:: Information given

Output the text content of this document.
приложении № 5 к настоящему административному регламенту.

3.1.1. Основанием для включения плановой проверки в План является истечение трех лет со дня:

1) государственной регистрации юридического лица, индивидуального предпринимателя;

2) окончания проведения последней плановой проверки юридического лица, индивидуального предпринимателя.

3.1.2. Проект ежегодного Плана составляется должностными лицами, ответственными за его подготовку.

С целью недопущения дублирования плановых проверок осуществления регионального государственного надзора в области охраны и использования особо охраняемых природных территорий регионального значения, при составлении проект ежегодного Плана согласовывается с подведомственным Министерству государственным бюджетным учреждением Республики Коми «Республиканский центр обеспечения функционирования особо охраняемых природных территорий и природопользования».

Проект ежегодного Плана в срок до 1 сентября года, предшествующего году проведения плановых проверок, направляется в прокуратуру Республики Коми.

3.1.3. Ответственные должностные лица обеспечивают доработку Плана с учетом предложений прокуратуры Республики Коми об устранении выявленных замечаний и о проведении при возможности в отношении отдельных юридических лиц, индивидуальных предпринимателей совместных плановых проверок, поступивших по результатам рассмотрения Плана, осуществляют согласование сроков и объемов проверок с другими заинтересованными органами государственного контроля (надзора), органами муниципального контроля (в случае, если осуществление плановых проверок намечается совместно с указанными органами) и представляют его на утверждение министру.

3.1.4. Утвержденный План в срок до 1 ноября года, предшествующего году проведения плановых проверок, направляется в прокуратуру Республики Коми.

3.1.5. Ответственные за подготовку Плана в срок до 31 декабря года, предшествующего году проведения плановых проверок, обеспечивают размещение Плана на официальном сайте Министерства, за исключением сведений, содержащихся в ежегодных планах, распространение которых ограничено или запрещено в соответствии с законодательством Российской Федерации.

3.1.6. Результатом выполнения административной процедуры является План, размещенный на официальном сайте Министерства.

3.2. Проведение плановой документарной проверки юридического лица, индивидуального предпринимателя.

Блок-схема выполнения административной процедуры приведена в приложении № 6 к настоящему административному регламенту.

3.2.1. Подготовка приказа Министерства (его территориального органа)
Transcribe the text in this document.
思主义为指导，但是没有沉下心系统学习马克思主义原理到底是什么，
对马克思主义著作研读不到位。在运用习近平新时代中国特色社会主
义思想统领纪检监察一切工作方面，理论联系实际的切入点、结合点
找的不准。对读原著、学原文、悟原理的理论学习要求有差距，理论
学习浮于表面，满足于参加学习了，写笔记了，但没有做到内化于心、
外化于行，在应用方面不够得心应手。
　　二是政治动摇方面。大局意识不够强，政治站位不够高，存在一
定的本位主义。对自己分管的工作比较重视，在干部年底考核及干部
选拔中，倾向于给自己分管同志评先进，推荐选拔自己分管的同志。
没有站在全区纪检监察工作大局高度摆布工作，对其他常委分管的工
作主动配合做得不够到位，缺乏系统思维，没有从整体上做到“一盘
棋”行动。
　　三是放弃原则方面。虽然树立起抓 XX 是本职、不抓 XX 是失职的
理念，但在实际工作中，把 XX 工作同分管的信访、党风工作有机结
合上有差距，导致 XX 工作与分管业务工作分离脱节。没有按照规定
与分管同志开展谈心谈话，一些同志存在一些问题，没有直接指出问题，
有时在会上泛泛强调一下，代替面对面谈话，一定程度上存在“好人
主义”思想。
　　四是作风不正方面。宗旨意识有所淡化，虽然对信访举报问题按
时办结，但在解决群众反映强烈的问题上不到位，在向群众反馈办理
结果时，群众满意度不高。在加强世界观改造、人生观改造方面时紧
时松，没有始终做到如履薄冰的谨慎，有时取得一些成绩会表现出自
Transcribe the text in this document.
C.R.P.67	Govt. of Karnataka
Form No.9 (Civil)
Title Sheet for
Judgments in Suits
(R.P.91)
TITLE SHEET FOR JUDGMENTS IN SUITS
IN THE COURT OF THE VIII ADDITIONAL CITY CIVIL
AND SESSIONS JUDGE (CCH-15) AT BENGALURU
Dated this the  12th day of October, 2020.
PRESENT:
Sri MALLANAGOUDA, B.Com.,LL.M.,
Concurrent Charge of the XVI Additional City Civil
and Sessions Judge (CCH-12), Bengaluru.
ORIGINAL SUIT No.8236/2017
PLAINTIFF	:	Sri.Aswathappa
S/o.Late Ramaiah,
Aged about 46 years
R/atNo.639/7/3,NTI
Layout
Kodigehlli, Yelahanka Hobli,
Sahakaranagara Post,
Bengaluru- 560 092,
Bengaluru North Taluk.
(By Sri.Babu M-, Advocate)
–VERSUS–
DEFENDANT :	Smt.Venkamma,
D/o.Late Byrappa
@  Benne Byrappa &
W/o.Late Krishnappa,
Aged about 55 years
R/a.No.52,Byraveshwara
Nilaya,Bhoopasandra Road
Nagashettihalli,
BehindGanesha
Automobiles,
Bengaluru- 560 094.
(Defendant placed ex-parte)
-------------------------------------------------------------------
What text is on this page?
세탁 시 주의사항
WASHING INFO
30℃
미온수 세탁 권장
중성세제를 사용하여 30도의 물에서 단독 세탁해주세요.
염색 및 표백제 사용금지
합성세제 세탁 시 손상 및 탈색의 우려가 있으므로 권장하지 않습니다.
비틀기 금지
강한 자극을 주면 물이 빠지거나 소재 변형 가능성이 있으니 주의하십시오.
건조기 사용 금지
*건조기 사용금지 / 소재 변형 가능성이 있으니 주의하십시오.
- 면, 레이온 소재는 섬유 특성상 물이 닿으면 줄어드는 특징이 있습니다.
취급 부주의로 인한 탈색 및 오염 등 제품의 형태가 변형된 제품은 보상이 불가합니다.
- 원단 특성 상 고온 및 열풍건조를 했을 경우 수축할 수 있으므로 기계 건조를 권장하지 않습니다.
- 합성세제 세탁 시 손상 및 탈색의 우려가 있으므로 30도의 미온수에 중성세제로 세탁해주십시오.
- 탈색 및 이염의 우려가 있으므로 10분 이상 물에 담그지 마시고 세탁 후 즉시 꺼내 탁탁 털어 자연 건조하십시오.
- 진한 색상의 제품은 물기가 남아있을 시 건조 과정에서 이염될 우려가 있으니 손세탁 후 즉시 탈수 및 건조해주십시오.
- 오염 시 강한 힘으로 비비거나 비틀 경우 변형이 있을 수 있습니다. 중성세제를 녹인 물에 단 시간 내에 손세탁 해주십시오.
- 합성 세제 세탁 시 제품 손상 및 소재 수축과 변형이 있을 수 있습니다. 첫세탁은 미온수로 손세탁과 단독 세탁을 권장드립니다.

::::

● Exercise aim: Look through the entries and find each line that has the string "Министерства". Copy those lines.

● Exercise output:
3.1.5. Ответственные за подготовку Плана в срок до 31 декабря года, предшествующего году проведения плановых проверок, обеспечивают размещение Плана на официальном сайте Министерства, за исключением сведений, содержащихся в ежегодных планах, распространение которых ограничено или запрещено в соответствии с законодательством Российской Федерации.
3.1.6. Результатом выполнения административной процедуры является План, размещенный на официальном сайте Министерства.
3.2.1. Подготовка приказа Министерства (его территориального органа)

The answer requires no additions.